[Entries with figure data]
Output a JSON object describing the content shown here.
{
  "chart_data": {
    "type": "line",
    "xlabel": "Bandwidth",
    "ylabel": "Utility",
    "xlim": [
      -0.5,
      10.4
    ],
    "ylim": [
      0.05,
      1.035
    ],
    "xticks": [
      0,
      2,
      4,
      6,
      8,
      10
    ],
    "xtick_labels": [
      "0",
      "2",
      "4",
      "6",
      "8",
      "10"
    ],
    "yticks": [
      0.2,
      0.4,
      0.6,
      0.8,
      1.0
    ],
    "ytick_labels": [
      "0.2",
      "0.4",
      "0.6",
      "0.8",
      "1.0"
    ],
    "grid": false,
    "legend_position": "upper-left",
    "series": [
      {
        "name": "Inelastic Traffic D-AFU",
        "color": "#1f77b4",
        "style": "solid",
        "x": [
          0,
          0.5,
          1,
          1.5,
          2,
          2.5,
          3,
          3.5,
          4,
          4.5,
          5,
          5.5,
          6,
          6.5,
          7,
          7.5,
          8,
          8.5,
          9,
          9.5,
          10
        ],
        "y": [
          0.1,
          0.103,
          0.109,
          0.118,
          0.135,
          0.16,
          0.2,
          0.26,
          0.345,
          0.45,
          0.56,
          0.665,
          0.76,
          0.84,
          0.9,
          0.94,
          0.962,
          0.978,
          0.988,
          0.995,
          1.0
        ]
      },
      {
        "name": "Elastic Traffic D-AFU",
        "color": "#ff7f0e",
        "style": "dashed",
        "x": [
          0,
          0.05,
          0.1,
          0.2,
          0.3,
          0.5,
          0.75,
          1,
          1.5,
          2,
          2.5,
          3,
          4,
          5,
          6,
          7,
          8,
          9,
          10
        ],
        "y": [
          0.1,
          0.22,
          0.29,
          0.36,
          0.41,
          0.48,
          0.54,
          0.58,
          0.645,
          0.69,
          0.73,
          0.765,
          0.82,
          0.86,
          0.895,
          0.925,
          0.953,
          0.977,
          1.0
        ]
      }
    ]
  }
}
---
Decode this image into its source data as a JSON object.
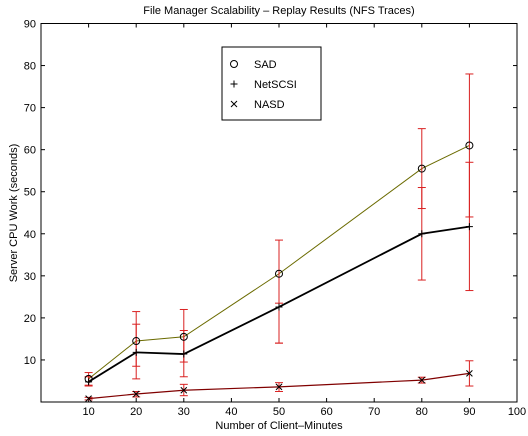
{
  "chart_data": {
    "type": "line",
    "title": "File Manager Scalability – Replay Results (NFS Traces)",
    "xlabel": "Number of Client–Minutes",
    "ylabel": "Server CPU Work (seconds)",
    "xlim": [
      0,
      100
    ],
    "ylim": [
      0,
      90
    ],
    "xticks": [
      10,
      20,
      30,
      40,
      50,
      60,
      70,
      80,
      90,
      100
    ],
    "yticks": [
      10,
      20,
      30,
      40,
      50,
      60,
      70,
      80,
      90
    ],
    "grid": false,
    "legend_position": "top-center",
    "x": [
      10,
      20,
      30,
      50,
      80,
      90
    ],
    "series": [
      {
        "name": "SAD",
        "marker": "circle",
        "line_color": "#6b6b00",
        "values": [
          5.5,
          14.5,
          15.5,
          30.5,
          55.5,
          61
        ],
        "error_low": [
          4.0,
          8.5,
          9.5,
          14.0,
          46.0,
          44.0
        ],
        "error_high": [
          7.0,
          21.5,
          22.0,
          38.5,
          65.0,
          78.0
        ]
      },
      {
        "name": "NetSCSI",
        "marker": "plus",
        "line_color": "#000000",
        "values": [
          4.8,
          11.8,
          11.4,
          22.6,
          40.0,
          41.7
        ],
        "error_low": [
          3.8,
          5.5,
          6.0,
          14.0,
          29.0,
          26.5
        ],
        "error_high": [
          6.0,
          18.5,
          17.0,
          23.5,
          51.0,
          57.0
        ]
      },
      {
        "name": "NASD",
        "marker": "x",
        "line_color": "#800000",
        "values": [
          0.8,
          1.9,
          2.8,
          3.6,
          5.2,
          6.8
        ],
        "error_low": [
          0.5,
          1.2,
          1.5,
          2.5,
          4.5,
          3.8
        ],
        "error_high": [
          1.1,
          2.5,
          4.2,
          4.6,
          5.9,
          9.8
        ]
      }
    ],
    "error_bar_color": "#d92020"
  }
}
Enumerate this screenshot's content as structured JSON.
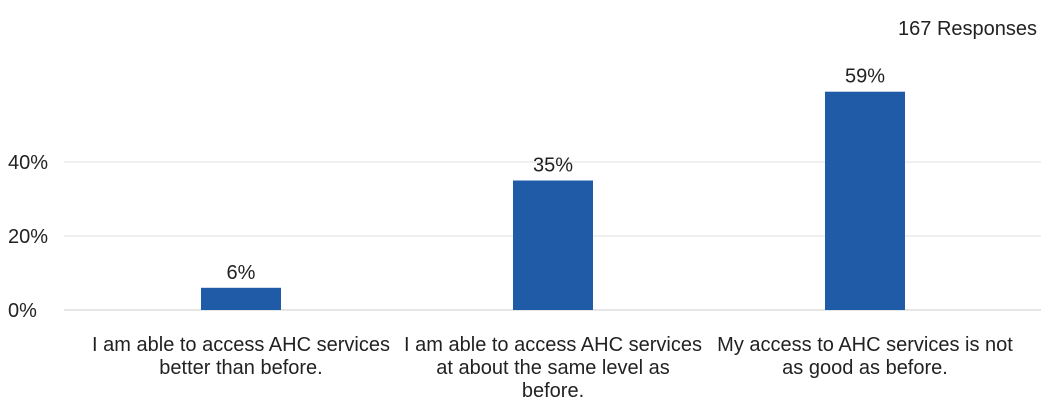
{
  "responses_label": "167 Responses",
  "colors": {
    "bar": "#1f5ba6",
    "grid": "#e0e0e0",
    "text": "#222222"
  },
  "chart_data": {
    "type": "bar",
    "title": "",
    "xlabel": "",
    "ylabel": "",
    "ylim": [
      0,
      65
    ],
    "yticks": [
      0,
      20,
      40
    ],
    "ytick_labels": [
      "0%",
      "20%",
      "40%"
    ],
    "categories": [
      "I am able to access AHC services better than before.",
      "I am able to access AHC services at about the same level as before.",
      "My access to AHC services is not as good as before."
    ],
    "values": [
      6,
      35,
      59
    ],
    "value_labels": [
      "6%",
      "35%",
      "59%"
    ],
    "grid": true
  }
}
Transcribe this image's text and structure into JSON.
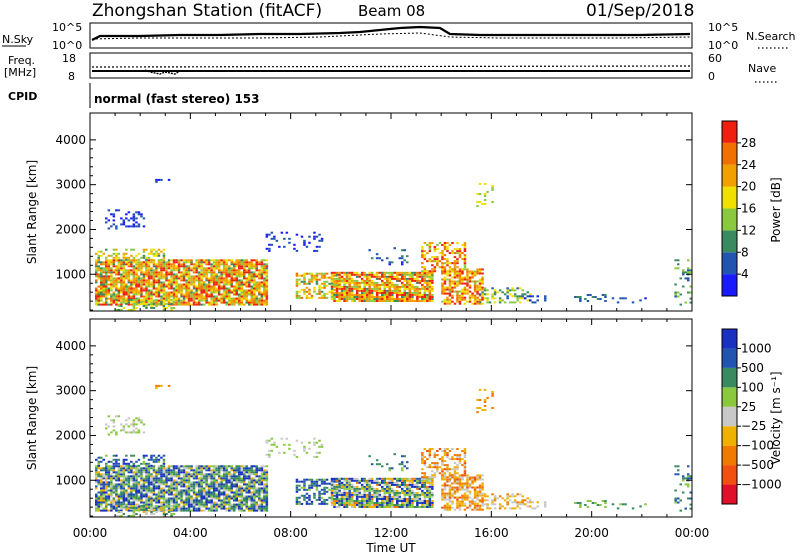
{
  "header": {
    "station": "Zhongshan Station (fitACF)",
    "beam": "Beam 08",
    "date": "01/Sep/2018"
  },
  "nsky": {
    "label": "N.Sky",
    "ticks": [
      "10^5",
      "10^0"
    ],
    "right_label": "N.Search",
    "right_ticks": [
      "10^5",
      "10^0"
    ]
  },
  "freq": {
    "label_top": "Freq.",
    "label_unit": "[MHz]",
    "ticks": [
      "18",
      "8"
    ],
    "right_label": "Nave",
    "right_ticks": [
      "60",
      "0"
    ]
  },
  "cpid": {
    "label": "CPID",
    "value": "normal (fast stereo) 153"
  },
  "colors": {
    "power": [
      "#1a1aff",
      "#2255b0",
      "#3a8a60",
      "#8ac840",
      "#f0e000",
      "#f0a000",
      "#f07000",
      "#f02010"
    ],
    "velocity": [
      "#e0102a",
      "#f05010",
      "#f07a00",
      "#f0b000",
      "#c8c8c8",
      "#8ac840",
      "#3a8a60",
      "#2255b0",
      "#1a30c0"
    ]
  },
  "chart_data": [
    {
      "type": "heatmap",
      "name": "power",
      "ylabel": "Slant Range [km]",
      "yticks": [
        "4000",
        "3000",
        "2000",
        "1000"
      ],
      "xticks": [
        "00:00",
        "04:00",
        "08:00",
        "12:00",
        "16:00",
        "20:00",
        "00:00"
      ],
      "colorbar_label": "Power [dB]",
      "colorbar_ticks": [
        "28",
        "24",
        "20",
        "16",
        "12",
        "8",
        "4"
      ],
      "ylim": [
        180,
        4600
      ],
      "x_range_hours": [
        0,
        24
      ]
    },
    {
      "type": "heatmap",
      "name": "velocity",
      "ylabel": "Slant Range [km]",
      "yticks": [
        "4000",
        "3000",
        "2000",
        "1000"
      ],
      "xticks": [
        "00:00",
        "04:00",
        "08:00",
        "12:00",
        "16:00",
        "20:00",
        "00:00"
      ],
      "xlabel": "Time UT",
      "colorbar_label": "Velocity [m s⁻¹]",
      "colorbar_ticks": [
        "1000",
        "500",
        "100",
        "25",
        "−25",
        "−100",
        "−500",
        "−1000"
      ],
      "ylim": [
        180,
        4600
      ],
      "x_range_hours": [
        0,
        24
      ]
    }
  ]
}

DIRECTIONS FOR THIS TASK
Gather up, from the records above, each line where the word "before" appears.

SOLVED EXERCISE
      "I am able to access AHC services better than before.",
      "I am able to access AHC services at about the same level as before.",
      "My access to AHC services is not as good as before."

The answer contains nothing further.